• _Task statement_: Using the records below, count the lines with "nhau" in them. Give the number only.

• _Given records_:
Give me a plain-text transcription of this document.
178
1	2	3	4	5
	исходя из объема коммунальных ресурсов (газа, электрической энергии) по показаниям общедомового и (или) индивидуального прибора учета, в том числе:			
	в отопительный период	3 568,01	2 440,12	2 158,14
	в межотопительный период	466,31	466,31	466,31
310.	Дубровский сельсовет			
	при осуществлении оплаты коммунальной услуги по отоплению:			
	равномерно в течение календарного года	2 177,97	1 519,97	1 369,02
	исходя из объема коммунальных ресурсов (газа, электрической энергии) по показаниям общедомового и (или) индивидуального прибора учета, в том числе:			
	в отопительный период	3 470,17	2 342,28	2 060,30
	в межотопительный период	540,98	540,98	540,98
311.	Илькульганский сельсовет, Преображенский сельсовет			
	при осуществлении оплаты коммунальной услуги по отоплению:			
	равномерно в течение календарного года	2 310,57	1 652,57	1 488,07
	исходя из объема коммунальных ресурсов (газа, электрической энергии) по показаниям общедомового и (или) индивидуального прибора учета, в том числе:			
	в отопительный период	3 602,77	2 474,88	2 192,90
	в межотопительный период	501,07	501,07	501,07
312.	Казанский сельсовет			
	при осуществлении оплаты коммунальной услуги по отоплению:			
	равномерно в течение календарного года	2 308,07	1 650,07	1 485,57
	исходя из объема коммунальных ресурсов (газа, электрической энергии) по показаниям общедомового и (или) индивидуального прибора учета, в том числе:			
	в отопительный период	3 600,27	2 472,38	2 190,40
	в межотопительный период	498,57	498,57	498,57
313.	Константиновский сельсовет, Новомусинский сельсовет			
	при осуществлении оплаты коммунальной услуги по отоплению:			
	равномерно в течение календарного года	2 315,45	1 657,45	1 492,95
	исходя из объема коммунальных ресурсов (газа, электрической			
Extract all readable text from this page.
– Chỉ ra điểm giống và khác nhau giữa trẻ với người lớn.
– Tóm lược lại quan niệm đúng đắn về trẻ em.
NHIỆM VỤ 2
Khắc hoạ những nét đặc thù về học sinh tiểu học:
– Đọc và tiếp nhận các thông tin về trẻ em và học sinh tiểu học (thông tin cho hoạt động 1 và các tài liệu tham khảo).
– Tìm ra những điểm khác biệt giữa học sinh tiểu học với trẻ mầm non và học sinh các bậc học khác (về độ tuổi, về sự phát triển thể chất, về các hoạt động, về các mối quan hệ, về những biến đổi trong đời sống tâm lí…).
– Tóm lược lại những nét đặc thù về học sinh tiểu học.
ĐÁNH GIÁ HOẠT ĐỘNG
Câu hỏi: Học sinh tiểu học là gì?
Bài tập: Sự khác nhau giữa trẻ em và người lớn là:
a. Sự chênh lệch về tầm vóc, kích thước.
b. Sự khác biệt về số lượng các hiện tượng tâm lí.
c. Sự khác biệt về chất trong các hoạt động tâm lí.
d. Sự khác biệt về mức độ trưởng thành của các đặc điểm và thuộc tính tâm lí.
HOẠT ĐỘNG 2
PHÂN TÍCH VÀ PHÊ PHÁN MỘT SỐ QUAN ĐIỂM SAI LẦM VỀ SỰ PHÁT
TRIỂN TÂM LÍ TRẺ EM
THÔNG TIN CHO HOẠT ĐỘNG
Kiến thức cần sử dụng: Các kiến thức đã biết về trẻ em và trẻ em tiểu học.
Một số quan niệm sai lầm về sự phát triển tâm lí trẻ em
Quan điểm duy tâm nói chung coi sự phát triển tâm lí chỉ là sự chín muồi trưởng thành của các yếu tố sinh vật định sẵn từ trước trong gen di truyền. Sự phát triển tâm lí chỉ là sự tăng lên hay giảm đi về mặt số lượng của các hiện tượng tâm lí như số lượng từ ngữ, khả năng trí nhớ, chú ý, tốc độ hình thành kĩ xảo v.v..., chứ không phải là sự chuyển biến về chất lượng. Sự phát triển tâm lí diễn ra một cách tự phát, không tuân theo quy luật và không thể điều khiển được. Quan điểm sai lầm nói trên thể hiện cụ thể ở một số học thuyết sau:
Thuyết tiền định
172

• _Output for this exercise_: 2